▶ Work to be completed: Please rewrite the chemical kinetics quiz below from "Q22. If an experimental" to "first order experimentally?", putting "second-order rate constant" in place of "rate constant".

▶ Excerpt provided:
_ _ _ _ _ _ _

Q22. If an experimental plot of 1/[A] vs. t gives a slope of 0.02 L mol⁻¹ s⁻¹, what is the rate constant k?

• 0.02 s⁻¹
• 0.02 L mol⁻¹ s⁻¹
• 50 L mol⁻¹ s⁻¹
• 0.02 mol L⁻¹

Correct Answer: 0.02 L mol⁻¹ s⁻¹

Q23. Which scenario would make a bimolecular drug degradation appear first order experimentally?

• Both reactants at identical low concentrations
• Reaction in gas phase only
• One reactant maintained in large excess (pseudo-first-order)
• Using a catalyst

Correct Answer: One reactant maintained in large excess (pseudo-first-order)

Q24. How would you experimentally confirm that a reaction is truly second-order rather than a mixture of orders?

_ _ _ _ _ _ _

▶ Data section:
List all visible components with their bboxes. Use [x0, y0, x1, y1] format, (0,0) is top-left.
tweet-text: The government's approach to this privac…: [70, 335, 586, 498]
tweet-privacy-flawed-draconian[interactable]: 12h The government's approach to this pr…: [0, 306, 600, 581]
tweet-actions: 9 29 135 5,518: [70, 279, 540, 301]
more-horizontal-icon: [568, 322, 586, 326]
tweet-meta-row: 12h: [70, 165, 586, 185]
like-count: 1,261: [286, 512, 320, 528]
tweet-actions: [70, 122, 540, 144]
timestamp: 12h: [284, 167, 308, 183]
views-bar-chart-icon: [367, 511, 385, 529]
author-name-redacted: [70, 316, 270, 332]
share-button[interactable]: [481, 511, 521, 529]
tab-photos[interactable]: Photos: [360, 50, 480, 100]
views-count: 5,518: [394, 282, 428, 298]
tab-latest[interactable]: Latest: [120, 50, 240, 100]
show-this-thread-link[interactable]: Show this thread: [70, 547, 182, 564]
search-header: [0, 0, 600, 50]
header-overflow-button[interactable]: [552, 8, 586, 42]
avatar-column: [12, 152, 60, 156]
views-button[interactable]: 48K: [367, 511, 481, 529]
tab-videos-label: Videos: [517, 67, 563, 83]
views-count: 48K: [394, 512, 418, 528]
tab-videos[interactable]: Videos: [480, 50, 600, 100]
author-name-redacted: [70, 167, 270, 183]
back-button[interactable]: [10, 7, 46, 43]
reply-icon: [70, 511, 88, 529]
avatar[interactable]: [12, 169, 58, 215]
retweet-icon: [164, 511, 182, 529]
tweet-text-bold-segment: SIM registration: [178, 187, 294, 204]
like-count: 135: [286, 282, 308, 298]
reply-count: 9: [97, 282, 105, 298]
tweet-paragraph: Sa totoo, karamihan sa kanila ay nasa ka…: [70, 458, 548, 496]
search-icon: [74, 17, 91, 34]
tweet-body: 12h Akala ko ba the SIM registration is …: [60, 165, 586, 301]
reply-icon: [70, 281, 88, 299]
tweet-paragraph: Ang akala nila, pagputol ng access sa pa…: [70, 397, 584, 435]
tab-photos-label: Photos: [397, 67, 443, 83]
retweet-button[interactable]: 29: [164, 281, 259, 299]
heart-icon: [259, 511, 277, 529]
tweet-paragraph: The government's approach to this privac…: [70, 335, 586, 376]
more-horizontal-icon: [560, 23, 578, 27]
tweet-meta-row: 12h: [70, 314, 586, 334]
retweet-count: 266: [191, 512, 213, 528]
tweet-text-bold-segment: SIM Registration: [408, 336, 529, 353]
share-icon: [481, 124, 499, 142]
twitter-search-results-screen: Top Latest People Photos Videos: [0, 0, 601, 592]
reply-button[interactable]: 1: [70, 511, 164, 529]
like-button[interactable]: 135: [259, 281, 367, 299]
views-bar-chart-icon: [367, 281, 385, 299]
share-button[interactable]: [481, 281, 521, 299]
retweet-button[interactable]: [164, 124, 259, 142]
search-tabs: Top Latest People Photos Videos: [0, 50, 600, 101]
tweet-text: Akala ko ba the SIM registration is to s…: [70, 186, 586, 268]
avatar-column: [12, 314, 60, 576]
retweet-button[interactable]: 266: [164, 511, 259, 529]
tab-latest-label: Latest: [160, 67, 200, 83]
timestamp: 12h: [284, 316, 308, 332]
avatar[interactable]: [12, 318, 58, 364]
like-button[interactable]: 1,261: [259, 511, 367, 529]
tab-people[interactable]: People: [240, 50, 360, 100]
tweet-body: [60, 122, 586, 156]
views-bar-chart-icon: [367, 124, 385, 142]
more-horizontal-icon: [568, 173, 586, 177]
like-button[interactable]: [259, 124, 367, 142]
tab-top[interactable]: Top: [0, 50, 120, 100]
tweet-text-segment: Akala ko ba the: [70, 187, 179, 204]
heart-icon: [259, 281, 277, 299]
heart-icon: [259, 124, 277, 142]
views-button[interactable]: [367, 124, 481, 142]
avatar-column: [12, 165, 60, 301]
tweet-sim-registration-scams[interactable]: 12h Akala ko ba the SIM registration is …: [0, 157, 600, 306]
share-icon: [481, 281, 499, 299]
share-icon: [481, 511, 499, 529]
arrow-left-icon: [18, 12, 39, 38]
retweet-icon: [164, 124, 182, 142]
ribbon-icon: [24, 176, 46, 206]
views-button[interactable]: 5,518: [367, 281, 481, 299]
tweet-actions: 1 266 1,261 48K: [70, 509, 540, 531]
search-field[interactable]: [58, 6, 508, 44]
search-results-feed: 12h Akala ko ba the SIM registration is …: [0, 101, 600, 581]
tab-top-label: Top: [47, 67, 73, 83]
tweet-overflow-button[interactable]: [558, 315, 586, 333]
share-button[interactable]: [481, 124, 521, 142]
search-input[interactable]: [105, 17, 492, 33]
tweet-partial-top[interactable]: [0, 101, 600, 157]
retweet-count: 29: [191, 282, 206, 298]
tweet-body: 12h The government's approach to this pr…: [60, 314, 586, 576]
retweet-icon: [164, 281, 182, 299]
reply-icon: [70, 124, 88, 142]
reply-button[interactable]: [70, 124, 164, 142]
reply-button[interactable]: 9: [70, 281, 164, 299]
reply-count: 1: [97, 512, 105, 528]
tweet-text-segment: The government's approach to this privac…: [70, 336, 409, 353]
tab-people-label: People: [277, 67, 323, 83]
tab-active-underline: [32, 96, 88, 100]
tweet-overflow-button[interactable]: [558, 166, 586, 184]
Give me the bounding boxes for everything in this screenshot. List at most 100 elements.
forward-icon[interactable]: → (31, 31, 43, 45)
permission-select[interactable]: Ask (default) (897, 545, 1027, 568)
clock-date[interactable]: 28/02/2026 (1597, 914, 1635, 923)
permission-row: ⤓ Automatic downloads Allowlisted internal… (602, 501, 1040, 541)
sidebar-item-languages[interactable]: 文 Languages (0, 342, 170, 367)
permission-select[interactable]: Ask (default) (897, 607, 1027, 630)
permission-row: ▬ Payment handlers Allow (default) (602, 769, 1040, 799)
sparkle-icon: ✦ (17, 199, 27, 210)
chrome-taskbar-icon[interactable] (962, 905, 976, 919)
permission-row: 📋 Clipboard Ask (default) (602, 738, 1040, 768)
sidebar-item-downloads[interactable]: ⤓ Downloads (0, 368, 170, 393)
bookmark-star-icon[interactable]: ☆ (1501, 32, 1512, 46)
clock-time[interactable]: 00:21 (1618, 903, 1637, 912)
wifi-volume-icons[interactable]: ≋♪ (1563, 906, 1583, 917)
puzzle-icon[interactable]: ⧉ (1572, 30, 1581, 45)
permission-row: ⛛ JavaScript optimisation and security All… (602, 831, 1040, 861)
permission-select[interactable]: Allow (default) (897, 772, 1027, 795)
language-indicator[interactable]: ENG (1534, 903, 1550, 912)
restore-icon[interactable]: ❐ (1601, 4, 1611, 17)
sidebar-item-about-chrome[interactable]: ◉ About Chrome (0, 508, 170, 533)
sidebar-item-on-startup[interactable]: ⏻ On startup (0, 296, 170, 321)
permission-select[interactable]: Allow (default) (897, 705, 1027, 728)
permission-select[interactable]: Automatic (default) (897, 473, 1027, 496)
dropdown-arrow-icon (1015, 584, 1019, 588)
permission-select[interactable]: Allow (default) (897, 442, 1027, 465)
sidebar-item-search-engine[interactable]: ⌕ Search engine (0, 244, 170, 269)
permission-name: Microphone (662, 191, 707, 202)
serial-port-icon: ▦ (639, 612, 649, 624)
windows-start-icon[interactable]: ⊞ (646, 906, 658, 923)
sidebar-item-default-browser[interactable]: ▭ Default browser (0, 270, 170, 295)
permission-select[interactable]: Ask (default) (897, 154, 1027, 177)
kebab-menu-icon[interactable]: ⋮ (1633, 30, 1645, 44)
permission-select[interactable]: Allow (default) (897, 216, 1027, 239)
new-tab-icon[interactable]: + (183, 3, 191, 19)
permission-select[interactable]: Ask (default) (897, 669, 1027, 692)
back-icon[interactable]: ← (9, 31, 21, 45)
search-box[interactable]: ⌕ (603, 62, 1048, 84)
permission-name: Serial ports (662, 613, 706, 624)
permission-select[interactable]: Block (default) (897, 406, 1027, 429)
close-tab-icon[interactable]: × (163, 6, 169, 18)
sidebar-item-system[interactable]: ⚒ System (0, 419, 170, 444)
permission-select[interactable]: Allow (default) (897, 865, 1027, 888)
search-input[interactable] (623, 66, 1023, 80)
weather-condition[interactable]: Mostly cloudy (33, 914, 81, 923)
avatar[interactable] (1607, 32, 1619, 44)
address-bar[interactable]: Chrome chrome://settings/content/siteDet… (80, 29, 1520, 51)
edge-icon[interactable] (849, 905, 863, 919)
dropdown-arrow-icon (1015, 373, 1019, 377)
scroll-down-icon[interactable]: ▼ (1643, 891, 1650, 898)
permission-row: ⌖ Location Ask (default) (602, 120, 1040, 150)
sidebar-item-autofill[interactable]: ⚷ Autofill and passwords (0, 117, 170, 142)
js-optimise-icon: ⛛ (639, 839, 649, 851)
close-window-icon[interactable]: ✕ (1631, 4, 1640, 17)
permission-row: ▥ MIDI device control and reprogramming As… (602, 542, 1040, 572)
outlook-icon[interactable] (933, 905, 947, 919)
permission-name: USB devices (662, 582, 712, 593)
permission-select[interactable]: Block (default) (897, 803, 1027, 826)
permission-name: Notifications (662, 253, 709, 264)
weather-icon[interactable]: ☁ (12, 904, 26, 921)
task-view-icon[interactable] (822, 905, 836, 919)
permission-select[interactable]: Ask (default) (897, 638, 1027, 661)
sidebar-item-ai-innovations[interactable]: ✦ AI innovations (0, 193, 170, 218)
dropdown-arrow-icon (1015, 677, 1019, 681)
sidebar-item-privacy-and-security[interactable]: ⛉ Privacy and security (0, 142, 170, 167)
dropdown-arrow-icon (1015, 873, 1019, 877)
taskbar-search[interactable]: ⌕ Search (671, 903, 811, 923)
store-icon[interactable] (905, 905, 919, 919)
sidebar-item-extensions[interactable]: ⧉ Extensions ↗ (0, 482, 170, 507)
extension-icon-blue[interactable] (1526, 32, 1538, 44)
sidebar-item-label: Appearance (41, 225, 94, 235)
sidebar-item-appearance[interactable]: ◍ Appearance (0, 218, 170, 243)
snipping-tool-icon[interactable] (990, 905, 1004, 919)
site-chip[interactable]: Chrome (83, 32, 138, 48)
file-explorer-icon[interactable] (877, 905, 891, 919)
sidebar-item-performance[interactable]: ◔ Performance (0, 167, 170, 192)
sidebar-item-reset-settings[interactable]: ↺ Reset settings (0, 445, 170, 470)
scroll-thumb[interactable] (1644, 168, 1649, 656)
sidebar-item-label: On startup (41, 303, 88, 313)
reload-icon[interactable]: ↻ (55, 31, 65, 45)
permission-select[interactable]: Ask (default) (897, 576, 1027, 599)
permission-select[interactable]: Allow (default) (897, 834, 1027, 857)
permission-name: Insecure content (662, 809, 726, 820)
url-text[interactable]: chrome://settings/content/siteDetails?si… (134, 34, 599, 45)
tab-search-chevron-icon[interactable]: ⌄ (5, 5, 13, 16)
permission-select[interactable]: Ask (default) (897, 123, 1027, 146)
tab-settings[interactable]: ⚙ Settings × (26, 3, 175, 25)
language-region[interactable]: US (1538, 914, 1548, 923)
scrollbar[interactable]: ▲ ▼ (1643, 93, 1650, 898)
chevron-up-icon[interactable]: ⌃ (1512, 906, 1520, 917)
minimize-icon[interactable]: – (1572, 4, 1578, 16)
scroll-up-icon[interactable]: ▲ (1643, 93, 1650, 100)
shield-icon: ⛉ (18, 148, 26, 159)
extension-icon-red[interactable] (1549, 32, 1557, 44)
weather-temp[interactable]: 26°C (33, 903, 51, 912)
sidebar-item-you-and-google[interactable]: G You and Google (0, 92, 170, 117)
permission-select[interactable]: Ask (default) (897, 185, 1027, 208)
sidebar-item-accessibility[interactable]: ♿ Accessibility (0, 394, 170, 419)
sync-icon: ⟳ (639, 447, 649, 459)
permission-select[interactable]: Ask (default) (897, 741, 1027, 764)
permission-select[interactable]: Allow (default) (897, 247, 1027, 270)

_ _ _ _ _ _ _

▶ Reply to the task:
Q22. If an experimental plot of 1/[A] vs. t gives a slope of 0.02 L mol⁻¹ s⁻¹, what is the second-order rate constant k?

• 0.02 s⁻¹
• 0.02 L mol⁻¹ s⁻¹
• 50 L mol⁻¹ s⁻¹
• 0.02 mol L⁻¹

Correct Answer: 0.02 L mol⁻¹ s⁻¹

Q23. Which scenario would make a bimolecular drug degradation appear first order experimentally?